• Page extract:
Title
DynamIc REsource instantiation and ConTrol for 5G content delivery netwORks (DIRECTOR 5G)
Organization
Tara Hill National Park Teoranta (THNP)
Experiment description
The DIRECTOR 5G project was conceived to investigate and to further improve the Quality-of-Experience (QoE) of end-users in 5G wireless network environments by utilising the Named Data Networking (NDN) architecture and the HyDRA radio slicing technology. For the purpose of this project, a number of Virtual Network Functions (VNFs) have been developed to support the propagation of NDN content requests (Interests) and replies (Data) over the Orthogonal Frequency-Division Multiplexing (OFDM) radio access technology using virtualized HyDRA radio slices and the 4G Long-Term Evolution (LTE) technology. These functions are supported by the operation of an NDN Content Delivery Server (NDN-CDN) server, an NDN cache cloudlet, and a control process called D-Controller developed to support the orchestration and control of SDR parameters and radio slices within 5G wireless network environments based on end-user demand. The project was evaluated in the context of the WINS_5G testbed at Trinity College Dublin, exploiting the testbed’s software defined radio infrastructure.

• Supplied material:
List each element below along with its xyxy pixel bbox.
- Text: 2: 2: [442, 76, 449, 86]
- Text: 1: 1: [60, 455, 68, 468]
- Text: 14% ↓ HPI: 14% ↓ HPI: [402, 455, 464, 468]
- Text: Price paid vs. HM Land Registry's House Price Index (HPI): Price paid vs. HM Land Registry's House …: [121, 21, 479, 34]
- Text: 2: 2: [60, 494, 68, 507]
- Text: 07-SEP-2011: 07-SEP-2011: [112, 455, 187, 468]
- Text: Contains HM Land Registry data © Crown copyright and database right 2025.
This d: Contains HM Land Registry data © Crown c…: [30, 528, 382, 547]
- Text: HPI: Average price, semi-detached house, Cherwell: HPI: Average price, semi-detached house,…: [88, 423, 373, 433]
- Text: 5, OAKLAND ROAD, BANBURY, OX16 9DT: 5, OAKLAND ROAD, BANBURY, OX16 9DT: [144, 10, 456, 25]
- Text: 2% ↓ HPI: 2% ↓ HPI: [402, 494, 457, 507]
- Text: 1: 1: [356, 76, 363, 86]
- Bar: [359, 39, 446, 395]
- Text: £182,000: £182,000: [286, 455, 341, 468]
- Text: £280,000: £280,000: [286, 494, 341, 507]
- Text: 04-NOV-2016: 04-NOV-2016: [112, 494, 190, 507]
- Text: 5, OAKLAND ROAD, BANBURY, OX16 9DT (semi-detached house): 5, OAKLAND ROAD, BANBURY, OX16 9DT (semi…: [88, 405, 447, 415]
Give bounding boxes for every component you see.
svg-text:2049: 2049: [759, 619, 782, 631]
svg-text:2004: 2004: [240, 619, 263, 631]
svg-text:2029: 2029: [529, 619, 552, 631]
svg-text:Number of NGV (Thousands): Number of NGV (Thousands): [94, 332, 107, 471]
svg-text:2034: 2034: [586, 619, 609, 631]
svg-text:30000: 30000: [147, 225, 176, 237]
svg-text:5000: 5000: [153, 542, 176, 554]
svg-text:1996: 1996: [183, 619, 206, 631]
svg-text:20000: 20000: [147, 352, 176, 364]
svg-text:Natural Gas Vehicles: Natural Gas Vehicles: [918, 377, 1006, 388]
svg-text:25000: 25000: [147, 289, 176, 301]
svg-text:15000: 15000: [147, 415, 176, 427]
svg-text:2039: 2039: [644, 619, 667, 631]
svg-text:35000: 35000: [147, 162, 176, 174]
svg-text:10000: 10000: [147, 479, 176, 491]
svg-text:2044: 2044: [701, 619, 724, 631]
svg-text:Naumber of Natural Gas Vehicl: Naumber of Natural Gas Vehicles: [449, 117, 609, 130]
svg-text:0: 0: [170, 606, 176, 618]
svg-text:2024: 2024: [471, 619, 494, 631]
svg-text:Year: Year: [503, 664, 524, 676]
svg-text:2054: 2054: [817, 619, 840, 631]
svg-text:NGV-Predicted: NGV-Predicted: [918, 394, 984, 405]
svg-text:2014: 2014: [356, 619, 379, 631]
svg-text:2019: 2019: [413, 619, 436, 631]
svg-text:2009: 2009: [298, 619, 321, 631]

• Requirements:
• a. Decide whether each statement agrees with the DIRECTOR 5G project description, answering yes or no and quoting the deciding words: (i) the project was evaluated on the WINS_5G testbed at Trinity College Dublin; (ii) the D-Controller orchestrates SDR parameters and radio slices based on operator policy; (iii) the Virtual Network Functions carry NDN content requests and replies only over 4G LTE.
• b. Write the next few sentences of the DIRECTOR 5G project description, starting after its final sentence.

• Per-task outputs:
• a.
(i) Yes: "The project was evaluated in the context of the WINS_5G testbed at Trinity College Dublin"
(ii) No: "to support the orchestration and control of SDR parameters and radio slices within 5G wireless network environments based on end-user demand"
(iii) No: "over the Orthogonal Frequency-Division Multiplexing (OFDM) radio access technology using virtualized HyDRA radio slices and the 4G Long-Term Evolution (LTE) technology"

• b.
Named-Data Networking (NDN) is a Future Internet architecture that has been proposed as an alternative to the conventional TCP/IP architecture[1]. NDN follows a name-based communication model that supports a number of features such as in-network caching, and packet loss and error recovery without the support of any PHY or Data Link layer error or packet corruption detection mechanisms. These capabilities were expected to reduce both the network traffic and the content-delivery delay experienced by end-users across either wired or wireless networks.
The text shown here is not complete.